EXERCISE TASK = Of all the lines in the material, how many contain the word "title"? State the number alone.

SUPPLIED RECORDS =

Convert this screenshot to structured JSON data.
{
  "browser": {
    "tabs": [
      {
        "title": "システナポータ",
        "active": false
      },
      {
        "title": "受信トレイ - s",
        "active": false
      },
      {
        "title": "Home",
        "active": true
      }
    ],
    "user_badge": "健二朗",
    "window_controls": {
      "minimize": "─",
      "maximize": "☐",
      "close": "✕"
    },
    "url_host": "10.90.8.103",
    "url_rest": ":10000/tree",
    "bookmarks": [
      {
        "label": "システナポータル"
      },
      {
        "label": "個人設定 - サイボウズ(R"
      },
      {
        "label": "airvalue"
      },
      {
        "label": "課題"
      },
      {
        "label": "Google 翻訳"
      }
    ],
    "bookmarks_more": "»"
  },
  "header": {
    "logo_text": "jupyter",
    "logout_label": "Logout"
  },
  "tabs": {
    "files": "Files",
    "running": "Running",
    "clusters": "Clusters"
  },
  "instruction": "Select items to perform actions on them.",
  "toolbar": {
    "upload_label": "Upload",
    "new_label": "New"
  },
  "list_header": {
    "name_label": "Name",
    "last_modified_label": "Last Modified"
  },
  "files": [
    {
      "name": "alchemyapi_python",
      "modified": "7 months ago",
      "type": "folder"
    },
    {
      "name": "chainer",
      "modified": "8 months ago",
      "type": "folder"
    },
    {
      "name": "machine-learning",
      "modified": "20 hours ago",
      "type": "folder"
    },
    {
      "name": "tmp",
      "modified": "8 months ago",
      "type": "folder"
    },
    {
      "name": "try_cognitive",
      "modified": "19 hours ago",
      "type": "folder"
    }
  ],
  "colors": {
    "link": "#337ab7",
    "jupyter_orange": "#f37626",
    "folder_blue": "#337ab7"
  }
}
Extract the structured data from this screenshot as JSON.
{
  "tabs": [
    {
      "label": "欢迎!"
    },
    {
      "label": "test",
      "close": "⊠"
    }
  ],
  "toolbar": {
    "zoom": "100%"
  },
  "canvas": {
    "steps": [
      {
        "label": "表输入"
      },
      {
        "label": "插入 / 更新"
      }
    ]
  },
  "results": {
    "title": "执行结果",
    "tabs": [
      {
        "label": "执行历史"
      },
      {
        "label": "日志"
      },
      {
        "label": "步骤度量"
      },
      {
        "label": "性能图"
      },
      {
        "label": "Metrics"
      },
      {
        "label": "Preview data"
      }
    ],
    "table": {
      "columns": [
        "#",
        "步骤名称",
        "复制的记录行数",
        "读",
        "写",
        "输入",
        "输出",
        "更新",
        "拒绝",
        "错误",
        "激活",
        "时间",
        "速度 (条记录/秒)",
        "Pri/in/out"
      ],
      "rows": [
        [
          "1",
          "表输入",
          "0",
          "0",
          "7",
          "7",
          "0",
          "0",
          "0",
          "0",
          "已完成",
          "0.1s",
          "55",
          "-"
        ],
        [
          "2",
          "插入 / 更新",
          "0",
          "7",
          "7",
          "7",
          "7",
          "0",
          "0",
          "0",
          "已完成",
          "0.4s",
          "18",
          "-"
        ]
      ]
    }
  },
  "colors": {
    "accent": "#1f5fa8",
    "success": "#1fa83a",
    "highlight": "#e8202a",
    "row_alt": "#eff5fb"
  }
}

ANSWER FOR THIS EXERCISE = 4